— EXERCISE INPUTS —
┏━━

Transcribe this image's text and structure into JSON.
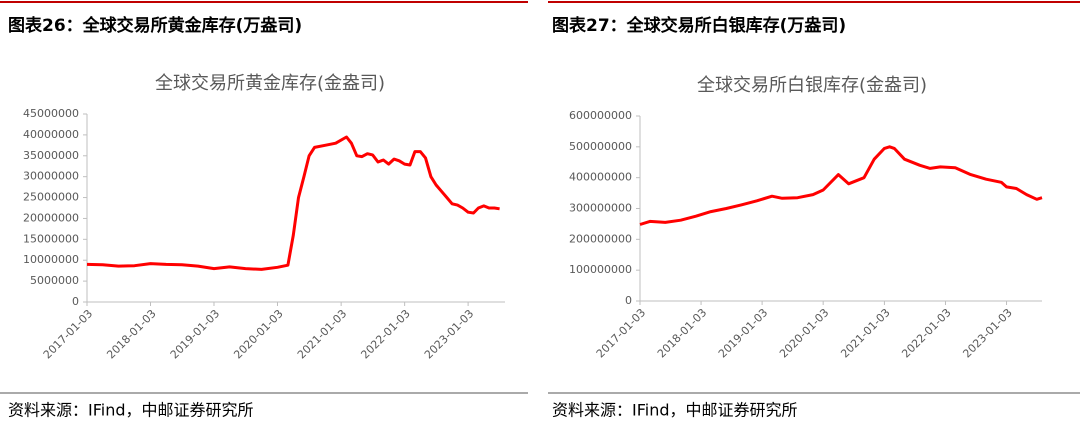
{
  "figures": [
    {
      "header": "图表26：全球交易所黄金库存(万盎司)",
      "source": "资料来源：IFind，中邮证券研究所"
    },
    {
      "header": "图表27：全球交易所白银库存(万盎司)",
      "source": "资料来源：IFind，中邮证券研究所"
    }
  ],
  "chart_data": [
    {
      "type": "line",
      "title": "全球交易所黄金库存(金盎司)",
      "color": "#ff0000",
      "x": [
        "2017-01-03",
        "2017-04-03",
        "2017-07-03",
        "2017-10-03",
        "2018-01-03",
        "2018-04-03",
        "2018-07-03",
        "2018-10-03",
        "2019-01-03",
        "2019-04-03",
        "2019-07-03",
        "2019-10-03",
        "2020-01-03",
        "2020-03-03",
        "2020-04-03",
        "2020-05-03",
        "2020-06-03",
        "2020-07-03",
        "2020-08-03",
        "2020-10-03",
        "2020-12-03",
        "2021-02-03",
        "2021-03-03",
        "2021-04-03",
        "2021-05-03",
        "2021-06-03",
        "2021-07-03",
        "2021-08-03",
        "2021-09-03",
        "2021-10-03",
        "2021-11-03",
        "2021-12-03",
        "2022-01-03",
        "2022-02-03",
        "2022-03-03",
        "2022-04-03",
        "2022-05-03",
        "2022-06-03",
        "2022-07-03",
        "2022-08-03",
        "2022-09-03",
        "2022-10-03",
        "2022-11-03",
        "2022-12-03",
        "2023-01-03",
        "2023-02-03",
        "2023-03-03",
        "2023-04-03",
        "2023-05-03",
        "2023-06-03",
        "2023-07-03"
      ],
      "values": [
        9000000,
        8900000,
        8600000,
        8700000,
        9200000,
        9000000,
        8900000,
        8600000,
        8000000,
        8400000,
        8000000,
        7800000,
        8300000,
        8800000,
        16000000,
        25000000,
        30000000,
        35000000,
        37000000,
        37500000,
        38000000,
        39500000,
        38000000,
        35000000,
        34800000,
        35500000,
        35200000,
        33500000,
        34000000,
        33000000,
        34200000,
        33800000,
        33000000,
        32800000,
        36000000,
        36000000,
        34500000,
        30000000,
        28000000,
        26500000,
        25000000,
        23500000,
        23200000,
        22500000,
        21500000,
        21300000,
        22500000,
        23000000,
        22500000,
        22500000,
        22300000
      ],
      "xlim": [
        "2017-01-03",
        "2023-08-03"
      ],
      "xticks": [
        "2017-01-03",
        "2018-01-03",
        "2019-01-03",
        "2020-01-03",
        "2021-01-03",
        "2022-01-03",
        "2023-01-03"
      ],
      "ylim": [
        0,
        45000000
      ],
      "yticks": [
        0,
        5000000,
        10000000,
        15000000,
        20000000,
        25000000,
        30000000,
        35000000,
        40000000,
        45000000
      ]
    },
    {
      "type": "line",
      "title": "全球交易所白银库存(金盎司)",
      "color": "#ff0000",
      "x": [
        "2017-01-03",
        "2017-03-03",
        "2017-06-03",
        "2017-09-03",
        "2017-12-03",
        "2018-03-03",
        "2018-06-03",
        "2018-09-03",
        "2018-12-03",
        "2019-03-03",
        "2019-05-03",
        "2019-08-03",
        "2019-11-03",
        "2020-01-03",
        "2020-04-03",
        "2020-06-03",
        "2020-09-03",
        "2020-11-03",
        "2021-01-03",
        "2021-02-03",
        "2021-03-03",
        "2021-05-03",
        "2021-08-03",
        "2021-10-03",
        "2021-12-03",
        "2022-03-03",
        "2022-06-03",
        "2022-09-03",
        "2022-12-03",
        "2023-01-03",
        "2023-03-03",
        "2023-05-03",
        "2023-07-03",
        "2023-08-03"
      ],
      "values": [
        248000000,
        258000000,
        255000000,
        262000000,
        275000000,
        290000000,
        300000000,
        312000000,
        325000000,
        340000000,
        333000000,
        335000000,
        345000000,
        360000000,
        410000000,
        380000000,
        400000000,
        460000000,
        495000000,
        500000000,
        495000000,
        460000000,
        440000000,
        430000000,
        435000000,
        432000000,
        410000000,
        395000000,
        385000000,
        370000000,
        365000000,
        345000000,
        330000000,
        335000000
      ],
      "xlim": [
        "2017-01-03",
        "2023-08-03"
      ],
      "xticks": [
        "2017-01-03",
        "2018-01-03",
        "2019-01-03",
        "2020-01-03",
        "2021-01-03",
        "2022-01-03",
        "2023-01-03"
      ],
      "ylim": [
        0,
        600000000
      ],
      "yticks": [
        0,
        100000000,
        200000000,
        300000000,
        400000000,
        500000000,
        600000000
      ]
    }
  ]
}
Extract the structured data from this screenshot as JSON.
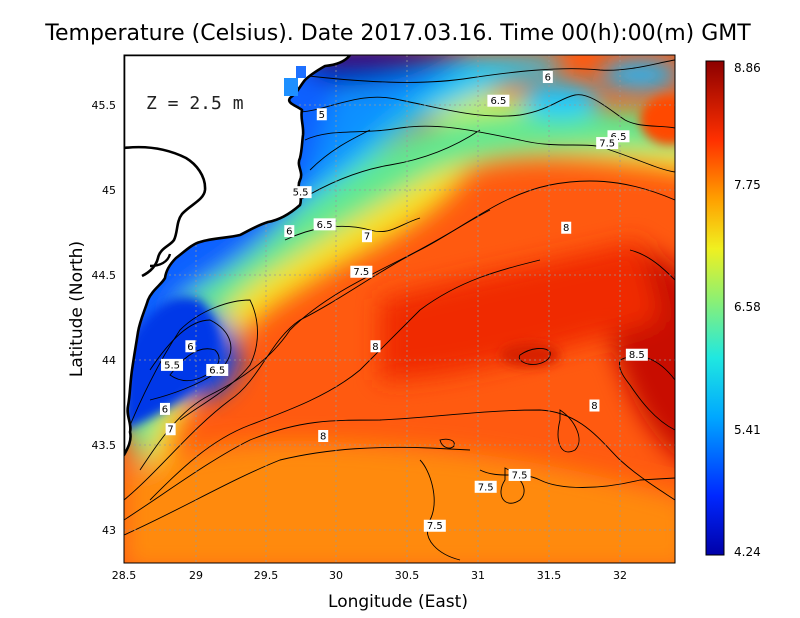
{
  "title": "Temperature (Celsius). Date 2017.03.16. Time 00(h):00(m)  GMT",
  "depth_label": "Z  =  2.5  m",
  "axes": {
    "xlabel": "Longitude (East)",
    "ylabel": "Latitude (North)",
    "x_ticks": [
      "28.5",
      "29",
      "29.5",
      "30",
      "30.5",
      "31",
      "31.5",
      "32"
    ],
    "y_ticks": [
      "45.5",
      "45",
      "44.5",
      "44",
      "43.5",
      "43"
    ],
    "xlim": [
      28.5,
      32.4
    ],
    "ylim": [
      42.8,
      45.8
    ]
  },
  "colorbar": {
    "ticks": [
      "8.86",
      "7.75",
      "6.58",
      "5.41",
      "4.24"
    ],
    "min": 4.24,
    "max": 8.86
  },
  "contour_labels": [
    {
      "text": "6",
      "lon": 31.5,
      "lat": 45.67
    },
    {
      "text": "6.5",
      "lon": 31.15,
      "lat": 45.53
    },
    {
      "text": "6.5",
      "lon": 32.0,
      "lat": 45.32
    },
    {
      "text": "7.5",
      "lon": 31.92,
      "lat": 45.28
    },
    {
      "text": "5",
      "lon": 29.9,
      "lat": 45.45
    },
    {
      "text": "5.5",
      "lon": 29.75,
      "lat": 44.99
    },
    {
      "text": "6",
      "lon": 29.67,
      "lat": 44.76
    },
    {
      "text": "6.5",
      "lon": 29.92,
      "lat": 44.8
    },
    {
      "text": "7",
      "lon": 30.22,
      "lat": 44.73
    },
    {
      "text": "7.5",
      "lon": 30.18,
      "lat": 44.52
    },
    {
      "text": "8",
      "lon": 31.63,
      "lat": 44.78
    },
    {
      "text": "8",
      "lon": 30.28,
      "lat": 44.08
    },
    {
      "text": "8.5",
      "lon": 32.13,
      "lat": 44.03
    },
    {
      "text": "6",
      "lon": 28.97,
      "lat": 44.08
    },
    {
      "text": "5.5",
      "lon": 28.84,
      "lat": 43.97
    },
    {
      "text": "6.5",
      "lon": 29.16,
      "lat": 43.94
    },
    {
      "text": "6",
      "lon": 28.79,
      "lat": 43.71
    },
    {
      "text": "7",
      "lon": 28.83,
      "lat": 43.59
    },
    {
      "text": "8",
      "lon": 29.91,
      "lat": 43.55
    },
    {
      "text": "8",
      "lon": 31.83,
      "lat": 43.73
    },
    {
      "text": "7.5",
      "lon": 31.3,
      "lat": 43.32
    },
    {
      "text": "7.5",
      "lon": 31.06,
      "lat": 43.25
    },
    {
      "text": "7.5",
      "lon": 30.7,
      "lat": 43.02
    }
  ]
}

┗━━
┏━━

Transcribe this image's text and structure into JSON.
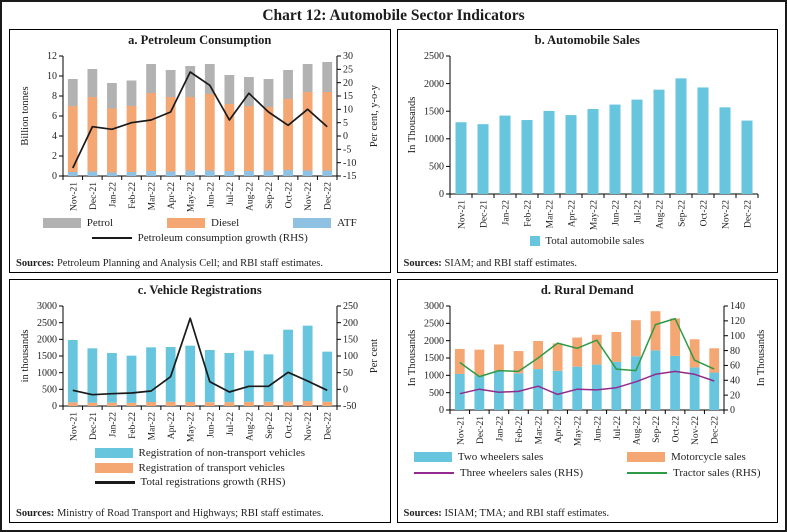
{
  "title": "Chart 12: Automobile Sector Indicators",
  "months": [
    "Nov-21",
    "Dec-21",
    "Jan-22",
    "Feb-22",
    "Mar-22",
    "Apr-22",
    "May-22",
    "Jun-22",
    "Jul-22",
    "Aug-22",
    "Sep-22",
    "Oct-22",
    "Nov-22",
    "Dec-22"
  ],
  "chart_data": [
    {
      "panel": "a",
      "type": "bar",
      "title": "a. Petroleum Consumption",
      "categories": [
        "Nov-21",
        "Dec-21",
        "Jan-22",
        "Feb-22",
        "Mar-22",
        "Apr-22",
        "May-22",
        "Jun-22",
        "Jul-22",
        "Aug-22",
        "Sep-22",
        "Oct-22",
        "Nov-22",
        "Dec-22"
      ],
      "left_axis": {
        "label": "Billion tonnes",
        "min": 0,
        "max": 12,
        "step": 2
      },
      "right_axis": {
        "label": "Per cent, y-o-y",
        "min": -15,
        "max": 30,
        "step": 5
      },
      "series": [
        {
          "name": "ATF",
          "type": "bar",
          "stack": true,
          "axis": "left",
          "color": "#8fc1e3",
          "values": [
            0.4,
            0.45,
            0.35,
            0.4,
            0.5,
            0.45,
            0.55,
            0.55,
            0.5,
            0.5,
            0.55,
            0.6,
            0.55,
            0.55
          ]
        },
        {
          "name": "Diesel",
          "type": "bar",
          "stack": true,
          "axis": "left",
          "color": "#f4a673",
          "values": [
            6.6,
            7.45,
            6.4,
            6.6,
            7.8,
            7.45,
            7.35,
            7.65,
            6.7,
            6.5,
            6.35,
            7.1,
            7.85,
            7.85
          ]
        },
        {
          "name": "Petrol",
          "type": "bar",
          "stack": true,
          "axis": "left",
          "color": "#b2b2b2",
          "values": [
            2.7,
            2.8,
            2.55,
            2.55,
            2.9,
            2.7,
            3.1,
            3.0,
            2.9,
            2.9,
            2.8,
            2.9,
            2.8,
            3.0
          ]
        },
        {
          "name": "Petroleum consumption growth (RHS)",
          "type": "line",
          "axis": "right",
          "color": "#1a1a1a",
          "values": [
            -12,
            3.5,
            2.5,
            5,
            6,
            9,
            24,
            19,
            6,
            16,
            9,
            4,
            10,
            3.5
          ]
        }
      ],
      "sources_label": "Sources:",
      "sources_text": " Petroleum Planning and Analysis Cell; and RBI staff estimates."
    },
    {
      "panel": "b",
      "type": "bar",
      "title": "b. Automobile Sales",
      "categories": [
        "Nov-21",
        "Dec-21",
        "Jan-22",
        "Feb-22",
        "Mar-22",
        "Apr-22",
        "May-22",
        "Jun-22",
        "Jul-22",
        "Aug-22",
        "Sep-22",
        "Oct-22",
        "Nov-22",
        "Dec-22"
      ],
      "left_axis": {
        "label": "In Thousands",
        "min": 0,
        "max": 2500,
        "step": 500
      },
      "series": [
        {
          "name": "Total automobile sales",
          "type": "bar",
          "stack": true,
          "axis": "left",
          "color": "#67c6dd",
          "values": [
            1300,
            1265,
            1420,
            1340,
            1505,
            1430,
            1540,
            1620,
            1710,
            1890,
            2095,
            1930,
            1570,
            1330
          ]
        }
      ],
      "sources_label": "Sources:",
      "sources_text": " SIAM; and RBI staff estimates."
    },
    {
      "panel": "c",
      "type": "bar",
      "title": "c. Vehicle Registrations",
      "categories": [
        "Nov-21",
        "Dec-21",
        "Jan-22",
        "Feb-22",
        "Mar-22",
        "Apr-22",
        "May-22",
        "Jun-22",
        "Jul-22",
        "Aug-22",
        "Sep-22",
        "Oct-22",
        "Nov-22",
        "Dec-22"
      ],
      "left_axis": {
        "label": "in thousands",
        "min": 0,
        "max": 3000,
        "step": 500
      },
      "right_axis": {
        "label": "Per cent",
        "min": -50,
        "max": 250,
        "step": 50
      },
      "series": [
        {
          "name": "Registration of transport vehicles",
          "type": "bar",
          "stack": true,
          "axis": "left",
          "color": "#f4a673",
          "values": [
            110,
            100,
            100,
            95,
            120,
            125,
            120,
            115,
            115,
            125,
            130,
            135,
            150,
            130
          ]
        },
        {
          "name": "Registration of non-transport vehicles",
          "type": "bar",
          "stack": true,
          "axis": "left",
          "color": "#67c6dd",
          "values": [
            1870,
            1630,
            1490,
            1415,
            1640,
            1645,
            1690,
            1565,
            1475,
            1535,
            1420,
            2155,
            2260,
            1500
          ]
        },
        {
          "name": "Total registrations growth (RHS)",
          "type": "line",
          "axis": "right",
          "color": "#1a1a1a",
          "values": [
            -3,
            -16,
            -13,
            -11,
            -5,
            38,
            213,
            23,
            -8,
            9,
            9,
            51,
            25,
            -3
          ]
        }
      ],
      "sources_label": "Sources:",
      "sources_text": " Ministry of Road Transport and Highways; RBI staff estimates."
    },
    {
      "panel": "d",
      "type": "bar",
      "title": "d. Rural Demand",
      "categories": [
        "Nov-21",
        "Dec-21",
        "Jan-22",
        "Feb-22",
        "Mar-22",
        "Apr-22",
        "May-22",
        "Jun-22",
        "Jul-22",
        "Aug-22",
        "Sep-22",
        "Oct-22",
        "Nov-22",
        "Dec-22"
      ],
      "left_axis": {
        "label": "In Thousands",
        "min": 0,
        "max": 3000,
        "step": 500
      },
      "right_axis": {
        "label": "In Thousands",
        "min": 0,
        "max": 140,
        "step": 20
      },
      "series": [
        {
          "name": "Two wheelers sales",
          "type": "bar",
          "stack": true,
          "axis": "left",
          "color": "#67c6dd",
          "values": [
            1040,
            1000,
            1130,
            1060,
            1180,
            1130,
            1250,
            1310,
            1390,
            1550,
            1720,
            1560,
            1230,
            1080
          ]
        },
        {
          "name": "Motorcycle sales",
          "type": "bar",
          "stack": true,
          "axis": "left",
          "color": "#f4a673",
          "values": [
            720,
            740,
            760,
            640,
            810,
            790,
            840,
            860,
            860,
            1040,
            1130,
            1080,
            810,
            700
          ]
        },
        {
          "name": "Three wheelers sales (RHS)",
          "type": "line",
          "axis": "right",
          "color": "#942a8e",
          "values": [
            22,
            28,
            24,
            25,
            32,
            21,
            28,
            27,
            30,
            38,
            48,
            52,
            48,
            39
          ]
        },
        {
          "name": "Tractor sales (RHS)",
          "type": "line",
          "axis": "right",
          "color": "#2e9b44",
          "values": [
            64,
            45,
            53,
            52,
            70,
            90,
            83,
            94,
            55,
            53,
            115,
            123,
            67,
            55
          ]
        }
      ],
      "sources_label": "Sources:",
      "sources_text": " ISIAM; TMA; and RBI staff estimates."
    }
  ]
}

┗━━

Scan the material above. Copy each line that holds the word "全球交易所黄金库存".

      "header": "图表26：全球交易所黄金库存(万盎司)",
      "title": "全球交易所黄金库存(金盎司)",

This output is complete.